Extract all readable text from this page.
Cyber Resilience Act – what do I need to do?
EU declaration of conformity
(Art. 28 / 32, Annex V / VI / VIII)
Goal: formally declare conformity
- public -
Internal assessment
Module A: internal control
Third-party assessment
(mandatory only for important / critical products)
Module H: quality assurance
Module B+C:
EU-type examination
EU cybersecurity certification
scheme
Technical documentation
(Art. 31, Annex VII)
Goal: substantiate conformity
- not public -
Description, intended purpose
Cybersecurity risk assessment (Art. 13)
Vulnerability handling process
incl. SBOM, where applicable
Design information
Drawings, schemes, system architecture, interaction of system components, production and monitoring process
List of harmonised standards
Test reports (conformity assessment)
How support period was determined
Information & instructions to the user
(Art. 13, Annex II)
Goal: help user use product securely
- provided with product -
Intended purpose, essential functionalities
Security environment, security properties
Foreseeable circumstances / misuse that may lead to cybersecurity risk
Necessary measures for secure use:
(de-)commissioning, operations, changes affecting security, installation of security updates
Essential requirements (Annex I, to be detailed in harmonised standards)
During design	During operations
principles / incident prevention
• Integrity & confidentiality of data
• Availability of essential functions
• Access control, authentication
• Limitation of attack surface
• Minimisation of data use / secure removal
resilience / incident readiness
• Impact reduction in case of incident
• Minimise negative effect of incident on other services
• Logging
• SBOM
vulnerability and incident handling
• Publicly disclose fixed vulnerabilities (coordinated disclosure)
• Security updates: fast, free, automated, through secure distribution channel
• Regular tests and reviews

Exercise directions:
List all lines from the entries that include the word "risk".

Written response:
Cybersecurity risk assessment (Art. 13)
Foreseeable circumstances / misuse that may lead to cybersecurity risk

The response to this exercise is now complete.